[Entries taken from a collection]

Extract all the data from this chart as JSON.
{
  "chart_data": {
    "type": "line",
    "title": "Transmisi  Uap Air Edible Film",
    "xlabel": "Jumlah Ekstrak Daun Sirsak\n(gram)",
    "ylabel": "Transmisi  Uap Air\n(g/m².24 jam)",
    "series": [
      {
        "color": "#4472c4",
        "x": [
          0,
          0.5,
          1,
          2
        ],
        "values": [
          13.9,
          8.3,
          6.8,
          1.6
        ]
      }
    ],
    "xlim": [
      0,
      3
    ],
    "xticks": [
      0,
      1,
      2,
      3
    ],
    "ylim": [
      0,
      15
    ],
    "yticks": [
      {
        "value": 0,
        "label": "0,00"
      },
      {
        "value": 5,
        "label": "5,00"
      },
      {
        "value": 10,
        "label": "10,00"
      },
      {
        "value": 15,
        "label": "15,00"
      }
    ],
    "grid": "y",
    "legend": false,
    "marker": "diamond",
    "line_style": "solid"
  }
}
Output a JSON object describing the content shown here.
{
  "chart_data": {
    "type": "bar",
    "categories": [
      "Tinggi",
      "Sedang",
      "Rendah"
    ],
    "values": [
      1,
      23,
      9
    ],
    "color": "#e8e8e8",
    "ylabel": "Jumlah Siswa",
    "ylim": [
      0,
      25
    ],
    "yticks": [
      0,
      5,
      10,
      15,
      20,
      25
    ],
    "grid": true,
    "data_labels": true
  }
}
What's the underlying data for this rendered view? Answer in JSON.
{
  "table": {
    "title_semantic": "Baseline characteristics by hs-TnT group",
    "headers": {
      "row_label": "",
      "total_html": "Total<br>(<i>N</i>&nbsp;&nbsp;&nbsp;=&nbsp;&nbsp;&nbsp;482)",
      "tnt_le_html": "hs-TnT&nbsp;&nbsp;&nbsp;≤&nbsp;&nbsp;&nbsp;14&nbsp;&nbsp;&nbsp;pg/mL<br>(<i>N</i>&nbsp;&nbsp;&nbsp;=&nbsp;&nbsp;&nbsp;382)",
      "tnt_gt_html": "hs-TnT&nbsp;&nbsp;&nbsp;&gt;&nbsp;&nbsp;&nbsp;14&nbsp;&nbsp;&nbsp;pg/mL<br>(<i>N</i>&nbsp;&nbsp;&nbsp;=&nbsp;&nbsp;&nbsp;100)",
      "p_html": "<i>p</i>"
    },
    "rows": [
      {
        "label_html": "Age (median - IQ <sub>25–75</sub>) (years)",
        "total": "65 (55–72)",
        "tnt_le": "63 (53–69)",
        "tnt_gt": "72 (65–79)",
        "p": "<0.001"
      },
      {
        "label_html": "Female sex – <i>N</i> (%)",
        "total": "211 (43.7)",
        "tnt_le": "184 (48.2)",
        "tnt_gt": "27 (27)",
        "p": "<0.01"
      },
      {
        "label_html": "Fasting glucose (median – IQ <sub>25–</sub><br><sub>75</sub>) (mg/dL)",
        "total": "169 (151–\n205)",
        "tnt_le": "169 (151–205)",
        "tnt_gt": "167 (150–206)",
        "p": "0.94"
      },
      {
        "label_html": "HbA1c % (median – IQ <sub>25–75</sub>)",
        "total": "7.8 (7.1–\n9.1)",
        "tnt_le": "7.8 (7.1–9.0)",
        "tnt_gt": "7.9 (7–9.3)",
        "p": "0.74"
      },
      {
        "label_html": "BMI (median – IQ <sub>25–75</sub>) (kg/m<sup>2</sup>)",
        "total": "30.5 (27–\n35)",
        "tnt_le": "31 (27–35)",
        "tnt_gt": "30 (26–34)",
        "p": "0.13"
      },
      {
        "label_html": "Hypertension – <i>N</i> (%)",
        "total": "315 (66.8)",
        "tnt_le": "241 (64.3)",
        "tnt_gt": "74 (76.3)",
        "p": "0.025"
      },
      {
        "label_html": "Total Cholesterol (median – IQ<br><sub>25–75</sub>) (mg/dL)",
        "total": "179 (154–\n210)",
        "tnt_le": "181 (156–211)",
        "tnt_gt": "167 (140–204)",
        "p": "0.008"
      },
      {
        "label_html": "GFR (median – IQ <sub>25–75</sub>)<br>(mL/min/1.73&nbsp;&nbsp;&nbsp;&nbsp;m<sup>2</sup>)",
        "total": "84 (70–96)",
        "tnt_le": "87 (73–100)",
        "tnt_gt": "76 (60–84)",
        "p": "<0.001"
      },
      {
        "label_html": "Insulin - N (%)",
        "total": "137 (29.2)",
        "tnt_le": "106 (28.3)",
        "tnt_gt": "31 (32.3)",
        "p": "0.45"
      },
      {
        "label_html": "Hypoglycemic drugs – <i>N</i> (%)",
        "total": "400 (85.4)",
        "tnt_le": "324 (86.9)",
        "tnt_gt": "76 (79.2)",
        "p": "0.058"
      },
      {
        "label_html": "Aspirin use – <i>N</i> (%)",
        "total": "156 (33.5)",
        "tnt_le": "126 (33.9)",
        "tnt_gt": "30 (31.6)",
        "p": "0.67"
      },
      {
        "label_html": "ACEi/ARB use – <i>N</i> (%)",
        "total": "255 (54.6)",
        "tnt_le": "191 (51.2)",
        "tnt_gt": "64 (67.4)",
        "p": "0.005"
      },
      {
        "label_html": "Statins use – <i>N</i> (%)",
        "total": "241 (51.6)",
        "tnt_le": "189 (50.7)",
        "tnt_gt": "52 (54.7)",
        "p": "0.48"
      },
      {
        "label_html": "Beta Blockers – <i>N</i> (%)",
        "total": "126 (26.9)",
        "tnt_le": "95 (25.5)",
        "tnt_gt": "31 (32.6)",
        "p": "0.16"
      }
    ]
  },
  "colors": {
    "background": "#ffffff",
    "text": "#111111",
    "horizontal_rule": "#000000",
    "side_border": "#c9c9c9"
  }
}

#### Problem description:
Recopy the entries above in their entirety, exactly.

#### Complete response:
Extract all the data from this chart as JSON.
{
  "chart_data": {
    "type": "line",
    "title": "Transmisi  Uap Air Edible Film",
    "xlabel": "Jumlah Ekstrak Daun Sirsak\n(gram)",
    "ylabel": "Transmisi  Uap Air\n(g/m².24 jam)",
    "series": [
      {
        "color": "#4472c4",
        "x": [
          0,
          0.5,
          1,
          2
        ],
        "values": [
          13.9,
          8.3,
          6.8,
          1.6
        ]
      }
    ],
    "xlim": [
      0,
      3
    ],
    "xticks": [
      0,
      1,
      2,
      3
    ],
    "ylim": [
      0,
      15
    ],
    "yticks": [
      {
        "value": 0,
        "label": "0,00"
      },
      {
        "value": 5,
        "label": "5,00"
      },
      {
        "value": 10,
        "label": "10,00"
      },
      {
        "value": 15,
        "label": "15,00"
      }
    ],
    "grid": "y",
    "legend": false,
    "marker": "diamond",
    "line_style": "solid"
  }
}
Output a JSON object describing the content shown here.
{
  "chart_data": {
    "type": "bar",
    "categories": [
      "Tinggi",
      "Sedang",
      "Rendah"
    ],
    "values": [
      1,
      23,
      9
    ],
    "color": "#e8e8e8",
    "ylabel": "Jumlah Siswa",
    "ylim": [
      0,
      25
    ],
    "yticks": [
      0,
      5,
      10,
      15,
      20,
      25
    ],
    "grid": true,
    "data_labels": true
  }
}
What's the underlying data for this rendered view? Answer in JSON.
{
  "table": {
    "title_semantic": "Baseline characteristics by hs-TnT group",
    "headers": {
      "row_label": "",
      "total_html": "Total<br>(<i>N</i>&nbsp;&nbsp;&nbsp;=&nbsp;&nbsp;&nbsp;482)",
      "tnt_le_html": "hs-TnT&nbsp;&nbsp;&nbsp;≤&nbsp;&nbsp;&nbsp;14&nbsp;&nbsp;&nbsp;pg/mL<br>(<i>N</i>&nbsp;&nbsp;&nbsp;=&nbsp;&nbsp;&nbsp;382)",
      "tnt_gt_html": "hs-TnT&nbsp;&nbsp;&nbsp;&gt;&nbsp;&nbsp;&nbsp;14&nbsp;&nbsp;&nbsp;pg/mL<br>(<i>N</i>&nbsp;&nbsp;&nbsp;=&nbsp;&nbsp;&nbsp;100)",
      "p_html": "<i>p</i>"
    },
    "rows": [
      {
        "label_html": "Age (median - IQ <sub>25–75</sub>) (years)",
        "total": "65 (55–72)",
        "tnt_le": "63 (53–69)",
        "tnt_gt": "72 (65–79)",
        "p": "<0.001"
      },
      {
        "label_html": "Female sex – <i>N</i> (%)",
        "total": "211 (43.7)",
        "tnt_le": "184 (48.2)",
        "tnt_gt": "27 (27)",
        "p": "<0.01"
      },
      {
        "label_html": "Fasting glucose (median – IQ <sub>25–</sub><br><sub>75</sub>) (mg/dL)",
        "total": "169 (151–\n205)",
        "tnt_le": "169 (151–205)",
        "tnt_gt": "167 (150–206)",
        "p": "0.94"
      },
      {
        "label_html": "HbA1c % (median – IQ <sub>25–75</sub>)",
        "total": "7.8 (7.1–\n9.1)",
        "tnt_le": "7.8 (7.1–9.0)",
        "tnt_gt": "7.9 (7–9.3)",
        "p": "0.74"
      },
      {
        "label_html": "BMI (median – IQ <sub>25–75</sub>) (kg/m<sup>2</sup>)",
        "total": "30.5 (27–\n35)",
        "tnt_le": "31 (27–35)",
        "tnt_gt": "30 (26–34)",
        "p": "0.13"
      },
      {
        "label_html": "Hypertension – <i>N</i> (%)",
        "total": "315 (66.8)",
        "tnt_le": "241 (64.3)",
        "tnt_gt": "74 (76.3)",
        "p": "0.025"
      },
      {
        "label_html": "Total Cholesterol (median – IQ<br><sub>25–75</sub>) (mg/dL)",
        "total": "179 (154–\n210)",
        "tnt_le": "181 (156–211)",
        "tnt_gt": "167 (140–204)",
        "p": "0.008"
      },
      {
        "label_html": "GFR (median – IQ <sub>25–75</sub>)<br>(mL/min/1.73&nbsp;&nbsp;&nbsp;&nbsp;m<sup>2</sup>)",
        "total": "84 (70–96)",
        "tnt_le": "87 (73–100)",
        "tnt_gt": "76 (60–84)",
        "p": "<0.001"
      },
      {
        "label_html": "Insulin - N (%)",
        "total": "137 (29.2)",
        "tnt_le": "106 (28.3)",
        "tnt_gt": "31 (32.3)",
        "p": "0.45"
      },
      {
        "label_html": "Hypoglycemic drugs – <i>N</i> (%)",
        "total": "400 (85.4)",
        "tnt_le": "324 (86.9)",
        "tnt_gt": "76 (79.2)",
        "p": "0.058"
      },
      {
        "label_html": "Aspirin use – <i>N</i> (%)",
        "total": "156 (33.5)",
        "tnt_le": "126 (33.9)",
        "tnt_gt": "30 (31.6)",
        "p": "0.67"
      },
      {
        "label_html": "ACEi/ARB use – <i>N</i> (%)",
        "total": "255 (54.6)",
        "tnt_le": "191 (51.2)",
        "tnt_gt": "64 (67.4)",
        "p": "0.005"
      },
      {
        "label_html": "Statins use – <i>N</i> (%)",
        "total": "241 (51.6)",
        "tnt_le": "189 (50.7)",
        "tnt_gt": "52 (54.7)",
        "p": "0.48"
      },
      {
        "label_html": "Beta Blockers – <i>N</i> (%)",
        "total": "126 (26.9)",
        "tnt_le": "95 (25.5)",
        "tnt_gt": "31 (32.6)",
        "p": "0.16"
      }
    ]
  },
  "colors": {
    "background": "#ffffff",
    "text": "#111111",
    "horizontal_rule": "#000000",
    "side_border": "#c9c9c9"
  }
}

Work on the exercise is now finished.